Dataset items
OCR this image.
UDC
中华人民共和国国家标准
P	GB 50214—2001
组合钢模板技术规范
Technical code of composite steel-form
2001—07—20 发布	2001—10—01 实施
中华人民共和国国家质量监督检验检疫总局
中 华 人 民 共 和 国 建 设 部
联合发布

#### Aim
Make an exact copy of all the data.

#### Reply
OCR this image.
UDC
中华人民共和国国家标准
P	GB 50214—2001
组合钢模板技术规范
Technical code of composite steel-form
2001—07—20 发布	2001—10—01 实施
中华人民共和国国家质量监督检验检疫总局
中 华 人 民 共 和 国 建 设 部
联合发布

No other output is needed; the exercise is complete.